-- Task material --
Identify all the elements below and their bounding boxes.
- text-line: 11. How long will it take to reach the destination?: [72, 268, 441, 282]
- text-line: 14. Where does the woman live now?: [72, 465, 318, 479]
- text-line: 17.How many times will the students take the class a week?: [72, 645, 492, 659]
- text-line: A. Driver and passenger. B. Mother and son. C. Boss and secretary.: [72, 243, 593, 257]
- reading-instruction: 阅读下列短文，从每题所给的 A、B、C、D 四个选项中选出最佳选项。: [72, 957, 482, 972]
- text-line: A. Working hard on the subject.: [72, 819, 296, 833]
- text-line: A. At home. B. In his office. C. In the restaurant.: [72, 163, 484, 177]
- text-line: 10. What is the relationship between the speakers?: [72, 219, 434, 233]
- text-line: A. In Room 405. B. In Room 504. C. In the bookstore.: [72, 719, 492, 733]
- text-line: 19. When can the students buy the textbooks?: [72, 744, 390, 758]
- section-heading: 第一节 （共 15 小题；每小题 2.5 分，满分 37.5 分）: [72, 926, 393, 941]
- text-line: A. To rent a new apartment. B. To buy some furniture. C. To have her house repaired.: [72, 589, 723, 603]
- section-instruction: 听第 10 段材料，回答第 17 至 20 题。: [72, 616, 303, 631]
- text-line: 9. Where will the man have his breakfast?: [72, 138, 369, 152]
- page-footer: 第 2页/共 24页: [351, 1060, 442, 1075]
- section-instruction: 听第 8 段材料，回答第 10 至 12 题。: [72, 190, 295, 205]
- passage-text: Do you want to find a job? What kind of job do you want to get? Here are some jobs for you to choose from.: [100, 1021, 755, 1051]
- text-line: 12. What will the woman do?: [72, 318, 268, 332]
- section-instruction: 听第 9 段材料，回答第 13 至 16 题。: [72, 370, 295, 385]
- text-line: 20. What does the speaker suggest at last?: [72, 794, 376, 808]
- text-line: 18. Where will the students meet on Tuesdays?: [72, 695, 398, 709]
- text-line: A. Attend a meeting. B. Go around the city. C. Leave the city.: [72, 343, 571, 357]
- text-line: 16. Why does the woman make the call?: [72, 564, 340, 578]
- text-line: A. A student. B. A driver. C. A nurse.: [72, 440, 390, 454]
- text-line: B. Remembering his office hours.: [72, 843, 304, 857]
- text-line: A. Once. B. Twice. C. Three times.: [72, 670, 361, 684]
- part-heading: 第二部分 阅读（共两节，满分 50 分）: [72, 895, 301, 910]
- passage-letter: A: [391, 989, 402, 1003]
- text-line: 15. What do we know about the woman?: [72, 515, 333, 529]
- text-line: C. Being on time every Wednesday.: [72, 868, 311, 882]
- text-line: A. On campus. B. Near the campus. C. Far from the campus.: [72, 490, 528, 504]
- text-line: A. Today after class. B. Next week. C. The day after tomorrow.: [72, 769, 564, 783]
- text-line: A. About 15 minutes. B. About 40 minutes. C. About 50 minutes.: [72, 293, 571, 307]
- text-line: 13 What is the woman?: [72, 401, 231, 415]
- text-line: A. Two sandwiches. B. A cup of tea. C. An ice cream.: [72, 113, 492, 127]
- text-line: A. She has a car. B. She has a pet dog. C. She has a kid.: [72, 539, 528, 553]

-- Exercise directions --
Rewrite all of the data above, substituting "school" for each occurrence of "campus" and leaving everything else as it is.

-- Solution for this task --
Identify all the elements below and their bounding boxes.
- text-line: 11. How long will it take to reach the destination?: [72, 268, 441, 282]
- text-line: 14. Where does the woman live now?: [72, 465, 318, 479]
- text-line: 17.How many times will the students take the class a week?: [72, 645, 492, 659]
- text-line: A. Driver and passenger. B. Mother and son. C. Boss and secretary.: [72, 243, 593, 257]
- reading-instruction: 阅读下列短文，从每题所给的 A、B、C、D 四个选项中选出最佳选项。: [72, 957, 482, 972]
- text-line: A. Working hard on the subject.: [72, 819, 296, 833]
- text-line: A. At home. B. In his office. C. In the restaurant.: [72, 163, 484, 177]
- text-line: 10. What is the relationship between the speakers?: [72, 219, 434, 233]
- text-line: A. In Room 405. B. In Room 504. C. In the bookstore.: [72, 719, 492, 733]
- text-line: 19. When can the students buy the textbooks?: [72, 744, 390, 758]
- section-heading: 第一节 （共 15 小题；每小题 2.5 分，满分 37.5 分）: [72, 926, 393, 941]
- text-line: A. To rent a new apartment. B. To buy some furniture. C. To have her house repaired.: [72, 589, 723, 603]
- section-instruction: 听第 10 段材料，回答第 17 至 20 题。: [72, 616, 303, 631]
- text-line: 9. Where will the man have his breakfast?: [72, 138, 369, 152]
- page-footer: 第 2页/共 24页: [351, 1060, 442, 1075]
- section-instruction: 听第 8 段材料，回答第 10 至 12 题。: [72, 190, 295, 205]
- passage-text: Do you want to find a job? What kind of job do you want to get? Here are some jobs for you to choose from.: [100, 1021, 755, 1051]
- text-line: 12. What will the woman do?: [72, 318, 268, 332]
- section-instruction: 听第 9 段材料，回答第 13 至 16 题。: [72, 370, 295, 385]
- text-line: 20. What does the speaker suggest at last?: [72, 794, 376, 808]
- text-line: 18. Where will the students meet on Tuesdays?: [72, 695, 398, 709]
- text-line: A. Attend a meeting. B. Go around the city. C. Leave the city.: [72, 343, 571, 357]
- text-line: 16. Why does the woman make the call?: [72, 564, 340, 578]
- text-line: A. A student. B. A driver. C. A nurse.: [72, 440, 390, 454]
- text-line: B. Remembering his office hours.: [72, 843, 304, 857]
- text-line: A. Once. B. Twice. C. Three times.: [72, 670, 361, 684]
- part-heading: 第二部分 阅读（共两节，满分 50 分）: [72, 895, 301, 910]
- passage-letter: A: [391, 989, 402, 1003]
- text-line: 15. What do we know about the woman?: [72, 515, 333, 529]
- text-line: C. Being on time every Wednesday.: [72, 868, 311, 882]
- text-line: A. On school. B. Near the school. C. Far from the school.: [72, 490, 528, 504]
- text-line: A. Today after class. B. Next week. C. The day after tomorrow.: [72, 769, 564, 783]
- text-line: A. About 15 minutes. B. About 40 minutes. C. About 50 minutes.: [72, 293, 571, 307]
- text-line: 13 What is the woman?: [72, 401, 231, 415]
- text-line: A. Two sandwiches. B. A cup of tea. C. An ice cream.: [72, 113, 492, 127]
- text-line: A. She has a car. B. She has a pet dog. C. She has a kid.: [72, 539, 528, 553]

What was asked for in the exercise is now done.